# [WHAT TO WORK ON]
Render the following material again verbatim, leaving nothing out.

# [Saved entries]

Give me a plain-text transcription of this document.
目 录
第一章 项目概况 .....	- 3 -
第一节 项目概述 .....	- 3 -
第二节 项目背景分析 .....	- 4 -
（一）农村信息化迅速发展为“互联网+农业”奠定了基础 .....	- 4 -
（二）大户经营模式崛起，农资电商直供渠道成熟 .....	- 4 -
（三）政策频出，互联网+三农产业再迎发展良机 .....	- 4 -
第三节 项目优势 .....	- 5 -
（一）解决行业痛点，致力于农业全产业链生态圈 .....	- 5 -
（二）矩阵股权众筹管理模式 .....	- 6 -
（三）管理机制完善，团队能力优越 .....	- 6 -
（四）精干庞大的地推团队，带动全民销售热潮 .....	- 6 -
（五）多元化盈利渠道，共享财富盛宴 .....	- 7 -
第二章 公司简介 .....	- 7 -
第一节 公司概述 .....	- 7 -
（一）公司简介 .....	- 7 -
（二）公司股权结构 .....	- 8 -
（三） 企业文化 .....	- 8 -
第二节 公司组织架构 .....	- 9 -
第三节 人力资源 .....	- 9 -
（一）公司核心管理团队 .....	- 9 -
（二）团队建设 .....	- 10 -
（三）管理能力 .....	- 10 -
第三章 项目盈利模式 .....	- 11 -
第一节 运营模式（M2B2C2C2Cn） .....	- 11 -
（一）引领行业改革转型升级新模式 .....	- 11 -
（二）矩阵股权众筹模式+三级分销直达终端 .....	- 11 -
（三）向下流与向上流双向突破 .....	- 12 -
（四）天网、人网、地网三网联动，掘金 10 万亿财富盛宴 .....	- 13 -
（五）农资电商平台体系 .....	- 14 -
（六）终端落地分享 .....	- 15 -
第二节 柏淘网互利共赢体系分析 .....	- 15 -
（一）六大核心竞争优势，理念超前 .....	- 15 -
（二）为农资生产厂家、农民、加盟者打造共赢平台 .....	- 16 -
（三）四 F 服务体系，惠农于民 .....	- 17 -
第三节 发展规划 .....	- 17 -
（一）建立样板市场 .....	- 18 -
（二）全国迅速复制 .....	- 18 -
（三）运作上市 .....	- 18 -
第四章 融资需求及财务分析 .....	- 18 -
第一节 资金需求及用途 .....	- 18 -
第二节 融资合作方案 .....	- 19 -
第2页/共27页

# [TASK RESPONSE]
Give me a plain-text transcription of this document.
目 录
第一章 项目概况 .....	- 3 -
第一节 项目概述 .....	- 3 -
第二节 项目背景分析 .....	- 4 -
（一）农村信息化迅速发展为“互联网+农业”奠定了基础 .....	- 4 -
（二）大户经营模式崛起，农资电商直供渠道成熟 .....	- 4 -
（三）政策频出，互联网+三农产业再迎发展良机 .....	- 4 -
第三节 项目优势 .....	- 5 -
（一）解决行业痛点，致力于农业全产业链生态圈 .....	- 5 -
（二）矩阵股权众筹管理模式 .....	- 6 -
（三）管理机制完善，团队能力优越 .....	- 6 -
（四）精干庞大的地推团队，带动全民销售热潮 .....	- 6 -
（五）多元化盈利渠道，共享财富盛宴 .....	- 7 -
第二章 公司简介 .....	- 7 -
第一节 公司概述 .....	- 7 -
（一）公司简介 .....	- 7 -
（二）公司股权结构 .....	- 8 -
（三） 企业文化 .....	- 8 -
第二节 公司组织架构 .....	- 9 -
第三节 人力资源 .....	- 9 -
（一）公司核心管理团队 .....	- 9 -
（二）团队建设 .....	- 10 -
（三）管理能力 .....	- 10 -
第三章 项目盈利模式 .....	- 11 -
第一节 运营模式（M2B2C2C2Cn） .....	- 11 -
（一）引领行业改革转型升级新模式 .....	- 11 -
（二）矩阵股权众筹模式+三级分销直达终端 .....	- 11 -
（三）向下流与向上流双向突破 .....	- 12 -
（四）天网、人网、地网三网联动，掘金 10 万亿财富盛宴 .....	- 13 -
（五）农资电商平台体系 .....	- 14 -
（六）终端落地分享 .....	- 15 -
第二节 柏淘网互利共赢体系分析 .....	- 15 -
（一）六大核心竞争优势，理念超前 .....	- 15 -
（二）为农资生产厂家、农民、加盟者打造共赢平台 .....	- 16 -
（三）四 F 服务体系，惠农于民 .....	- 17 -
第三节 发展规划 .....	- 17 -
（一）建立样板市场 .....	- 18 -
（二）全国迅速复制 .....	- 18 -
（三）运作上市 .....	- 18 -
第四章 融资需求及财务分析 .....	- 18 -
第一节 资金需求及用途 .....	- 18 -
第二节 融资合作方案 .....	- 19 -
第2页/共27页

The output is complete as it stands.